/---

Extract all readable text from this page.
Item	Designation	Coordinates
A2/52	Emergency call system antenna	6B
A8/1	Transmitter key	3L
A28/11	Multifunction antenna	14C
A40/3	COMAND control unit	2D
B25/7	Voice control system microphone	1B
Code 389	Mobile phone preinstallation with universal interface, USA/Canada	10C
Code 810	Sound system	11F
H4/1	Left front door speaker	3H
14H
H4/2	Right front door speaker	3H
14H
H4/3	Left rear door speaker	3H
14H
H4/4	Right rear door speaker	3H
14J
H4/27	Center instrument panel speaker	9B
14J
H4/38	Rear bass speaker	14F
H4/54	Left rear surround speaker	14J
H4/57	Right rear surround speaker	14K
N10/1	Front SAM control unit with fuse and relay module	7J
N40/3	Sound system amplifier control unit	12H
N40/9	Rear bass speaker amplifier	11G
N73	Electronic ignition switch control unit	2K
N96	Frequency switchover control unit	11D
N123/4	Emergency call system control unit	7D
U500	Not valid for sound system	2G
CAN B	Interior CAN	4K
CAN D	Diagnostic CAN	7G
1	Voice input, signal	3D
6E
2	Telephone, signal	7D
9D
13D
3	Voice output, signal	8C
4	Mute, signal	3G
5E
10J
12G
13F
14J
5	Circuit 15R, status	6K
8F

\---

What this task involves -> What is the number of lines in the listing that contain the string "Emergency"? Reply with that number alone.

Correct output -> 2